*Dataset content:*
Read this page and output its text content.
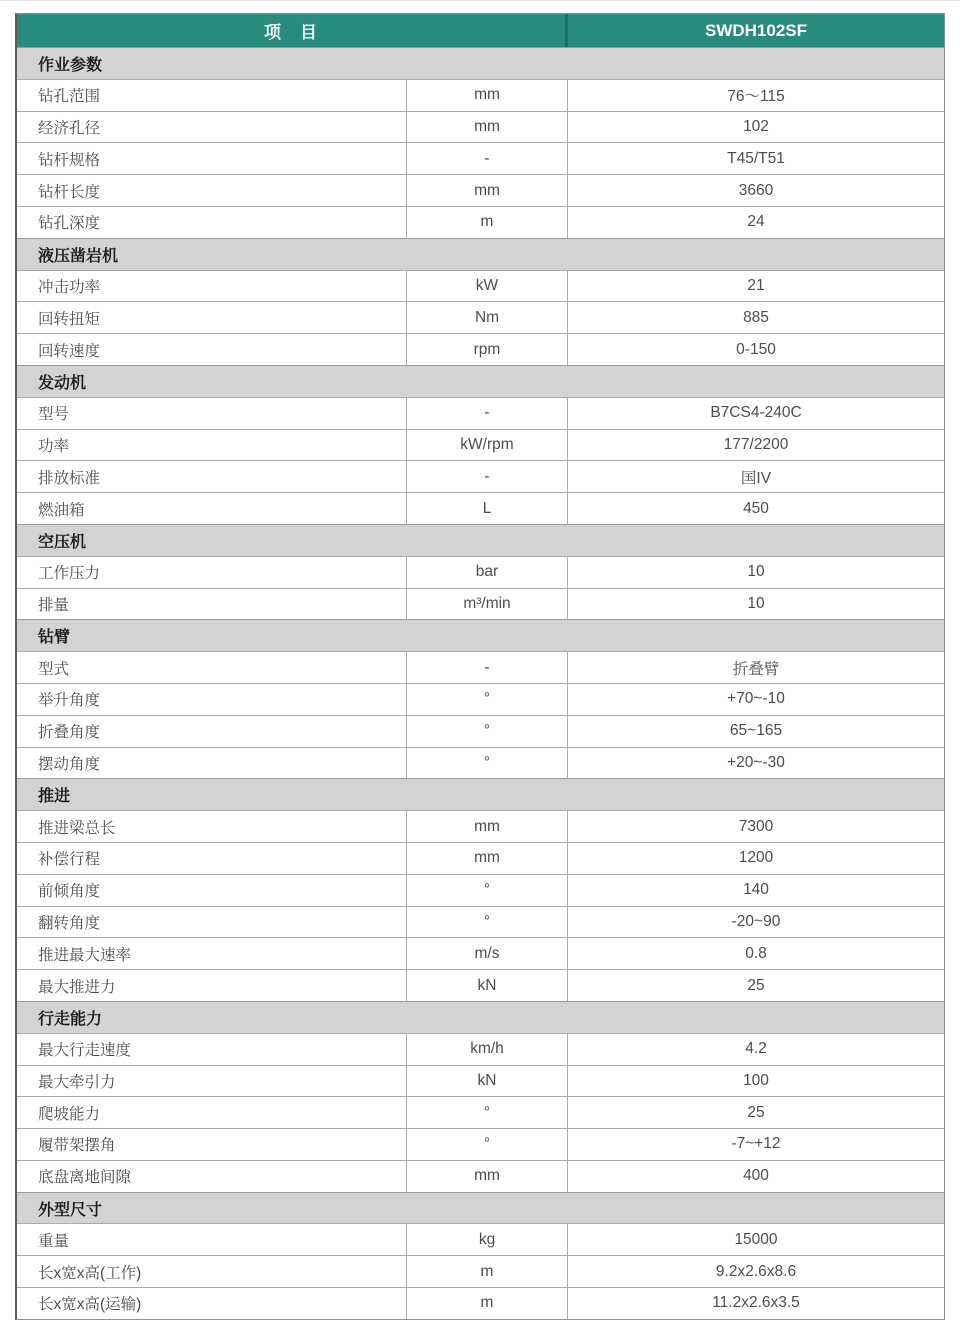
项　目	SWDH102SF
作业参数
钻孔范围	mm	76～115
经济孔径	mm	102
钻杆规格	-	T45/T51
钻杆长度	mm	3660
钻孔深度	m	24
液压凿岩机
冲击功率	kW	21
回转扭矩	Nm	885
回转速度	rpm	0-150
发动机
型号	-	B7CS4-240C
功率	kW/rpm	177/2200
排放标准	-	国IV
燃油箱	L	450
空压机
工作压力	bar	10
排量	m³/min	10
钻臂
型式	-	折叠臂
举升角度	°	+70~-10
折叠角度	°	65~165
摆动角度	°	+20~-30
推进
推进梁总长	mm	7300
补偿行程	mm	1200
前倾角度	°	140
翻转角度	°	-20~90
推进最大速率	m/s	0.8
最大推进力	kN	25
行走能力
最大行走速度	km/h	4.2
最大牵引力	kN	100
爬坡能力	°	25
履带架摆角	°	-7~+12
底盘离地间隙	mm	400
外型尺寸
重量	kg	15000
长x宽x高(工作)	m	9.2x2.6x8.6
长x宽x高(运输)	m	11.2x2.6x3.5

*Goal:* Reproduce the full material exactly, excluding the pictures.

*Answer to this exercise:*
Read this page and output its text content.
项　目	SWDH102SF
作业参数
钻孔范围	mm	76～115
经济孔径	mm	102
钻杆规格	-	T45/T51
钻杆长度	mm	3660
钻孔深度	m	24
液压凿岩机
冲击功率	kW	21
回转扭矩	Nm	885
回转速度	rpm	0-150
发动机
型号	-	B7CS4-240C
功率	kW/rpm	177/2200
排放标准	-	国IV
燃油箱	L	450
空压机
工作压力	bar	10
排量	m³/min	10
钻臂
型式	-	折叠臂
举升角度	°	+70~-10
折叠角度	°	65~165
摆动角度	°	+20~-30
推进
推进梁总长	mm	7300
补偿行程	mm	1200
前倾角度	°	140
翻转角度	°	-20~90
推进最大速率	m/s	0.8
最大推进力	kN	25
行走能力
最大行走速度	km/h	4.2
最大牵引力	kN	100
爬坡能力	°	25
履带架摆角	°	-7~+12
底盘离地间隙	mm	400
外型尺寸
重量	kg	15000
长x宽x高(工作)	m	9.2x2.6x8.6
长x宽x高(运输)	m	11.2x2.6x3.5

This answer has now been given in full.